◆ DO THIS ◆
Can you find the lines of the listing that include "color" and copy every one?
· · · · ·
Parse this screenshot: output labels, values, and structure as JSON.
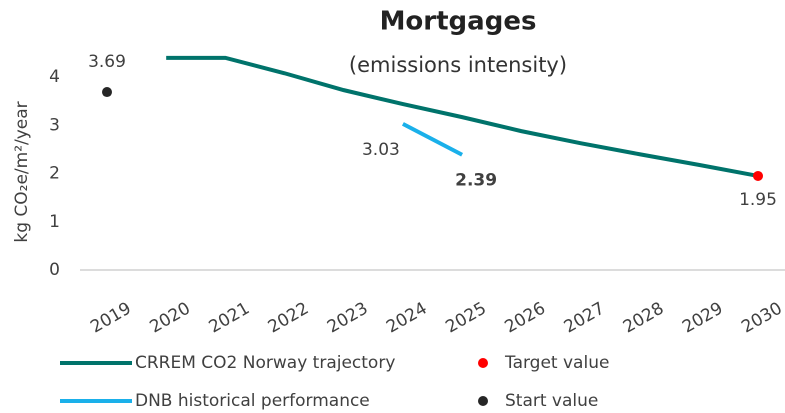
{
  "chart_data": {
    "type": "line",
    "title": "Mortgages",
    "subtitle": "(emissions intensity)",
    "y_label": "kg CO₂e/m²/year",
    "categories": [
      "2019",
      "2020",
      "2021",
      "2022",
      "2023",
      "2024",
      "2025",
      "2026",
      "2027",
      "2028",
      "2029",
      "2030"
    ],
    "series": [
      {
        "name": "CRREM CO2 Norway trajectory",
        "color": "#00736b",
        "style": "line",
        "data_labels": false,
        "values": [
          null,
          4.4,
          4.4,
          4.08,
          3.73,
          3.44,
          3.17,
          2.88,
          2.63,
          2.4,
          2.18,
          1.95
        ]
      },
      {
        "name": "DNB historical performance",
        "color": "#1ab0ea",
        "style": "line",
        "data_labels": true,
        "values": [
          null,
          null,
          null,
          null,
          null,
          3.03,
          2.39,
          null,
          null,
          null,
          null,
          null
        ]
      },
      {
        "name": "Target value",
        "color": "#ff0000",
        "style": "marker",
        "data_labels": true,
        "values": [
          null,
          null,
          null,
          null,
          null,
          null,
          null,
          null,
          null,
          null,
          null,
          1.95
        ]
      },
      {
        "name": "Start value",
        "color": "#262626",
        "style": "marker",
        "data_labels": true,
        "values": [
          3.69,
          null,
          null,
          null,
          null,
          null,
          null,
          null,
          null,
          null,
          null,
          null
        ]
      }
    ],
    "ylim": [
      0,
      4.5
    ],
    "yticks": [
      0,
      1,
      2,
      3,
      4
    ],
    "grid": false
  }
}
· · · · ·
◆ OUTPUT FOR THIS TASK ◆
        "color": "#00736b",
        "color": "#1ab0ea",
        "color": "#ff0000",
        "color": "#262626",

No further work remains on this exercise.